• **Task directions**
Reproduce the following material exactly, including every line.

• **The records**
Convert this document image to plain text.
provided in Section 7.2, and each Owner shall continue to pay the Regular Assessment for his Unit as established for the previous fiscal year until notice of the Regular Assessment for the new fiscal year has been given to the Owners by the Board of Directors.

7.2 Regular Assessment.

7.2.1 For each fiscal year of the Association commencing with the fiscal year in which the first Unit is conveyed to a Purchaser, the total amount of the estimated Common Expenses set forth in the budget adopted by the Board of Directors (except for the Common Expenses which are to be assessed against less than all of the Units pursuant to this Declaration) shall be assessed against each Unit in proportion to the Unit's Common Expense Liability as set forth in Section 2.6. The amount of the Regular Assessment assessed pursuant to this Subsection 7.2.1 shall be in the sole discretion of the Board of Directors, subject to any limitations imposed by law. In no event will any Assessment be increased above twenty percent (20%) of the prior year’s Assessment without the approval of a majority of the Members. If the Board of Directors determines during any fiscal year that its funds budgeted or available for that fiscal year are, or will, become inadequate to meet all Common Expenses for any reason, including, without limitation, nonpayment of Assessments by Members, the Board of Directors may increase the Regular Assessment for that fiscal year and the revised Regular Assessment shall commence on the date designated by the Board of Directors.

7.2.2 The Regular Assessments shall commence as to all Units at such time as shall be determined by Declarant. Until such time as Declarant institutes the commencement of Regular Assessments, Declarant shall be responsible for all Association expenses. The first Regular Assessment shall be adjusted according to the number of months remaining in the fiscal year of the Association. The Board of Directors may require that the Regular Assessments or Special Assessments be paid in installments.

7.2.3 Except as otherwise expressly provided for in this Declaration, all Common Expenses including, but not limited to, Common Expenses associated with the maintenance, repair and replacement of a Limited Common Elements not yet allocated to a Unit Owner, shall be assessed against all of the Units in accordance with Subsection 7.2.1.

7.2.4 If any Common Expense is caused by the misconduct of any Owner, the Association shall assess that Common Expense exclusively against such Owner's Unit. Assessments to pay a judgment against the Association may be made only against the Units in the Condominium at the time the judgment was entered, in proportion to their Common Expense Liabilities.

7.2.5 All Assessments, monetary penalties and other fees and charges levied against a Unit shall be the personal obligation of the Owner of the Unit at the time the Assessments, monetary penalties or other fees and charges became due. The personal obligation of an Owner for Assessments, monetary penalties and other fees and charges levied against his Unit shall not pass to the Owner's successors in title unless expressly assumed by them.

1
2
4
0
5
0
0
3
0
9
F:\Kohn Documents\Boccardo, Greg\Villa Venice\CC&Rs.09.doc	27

• **Result for this task**
Convert this document image to plain text.
provided in Section 7.2, and each Owner shall continue to pay the Regular Assessment for his Unit as established for the previous fiscal year until notice of the Regular Assessment for the new fiscal year has been given to the Owners by the Board of Directors.

7.2 Regular Assessment.

7.2.1 For each fiscal year of the Association commencing with the fiscal year in which the first Unit is conveyed to a Purchaser, the total amount of the estimated Common Expenses set forth in the budget adopted by the Board of Directors (except for the Common Expenses which are to be assessed against less than all of the Units pursuant to this Declaration) shall be assessed against each Unit in proportion to the Unit's Common Expense Liability as set forth in Section 2.6. The amount of the Regular Assessment assessed pursuant to this Subsection 7.2.1 shall be in the sole discretion of the Board of Directors, subject to any limitations imposed by law. In no event will any Assessment be increased above twenty percent (20%) of the prior year’s Assessment without the approval of a majority of the Members. If the Board of Directors determines during any fiscal year that its funds budgeted or available for that fiscal year are, or will, become inadequate to meet all Common Expenses for any reason, including, without limitation, nonpayment of Assessments by Members, the Board of Directors may increase the Regular Assessment for that fiscal year and the revised Regular Assessment shall commence on the date designated by the Board of Directors.

7.2.2 The Regular Assessments shall commence as to all Units at such time as shall be determined by Declarant. Until such time as Declarant institutes the commencement of Regular Assessments, Declarant shall be responsible for all Association expenses. The first Regular Assessment shall be adjusted according to the number of months remaining in the fiscal year of the Association. The Board of Directors may require that the Regular Assessments or Special Assessments be paid in installments.

7.2.3 Except as otherwise expressly provided for in this Declaration, all Common Expenses including, but not limited to, Common Expenses associated with the maintenance, repair and replacement of a Limited Common Elements not yet allocated to a Unit Owner, shall be assessed against all of the Units in accordance with Subsection 7.2.1.

7.2.4 If any Common Expense is caused by the misconduct of any Owner, the Association shall assess that Common Expense exclusively against such Owner's Unit. Assessments to pay a judgment against the Association may be made only against the Units in the Condominium at the time the judgment was entered, in proportion to their Common Expense Liabilities.

7.2.5 All Assessments, monetary penalties and other fees and charges levied against a Unit shall be the personal obligation of the Owner of the Unit at the time the Assessments, monetary penalties or other fees and charges became due. The personal obligation of an Owner for Assessments, monetary penalties and other fees and charges levied against his Unit shall not pass to the Owner's successors in title unless expressly assumed by them.

1
2
4
0
5
0
0
3
0
9
F:\Kohn Documents\Boccardo, Greg\Villa Venice\CC&Rs.09.doc	27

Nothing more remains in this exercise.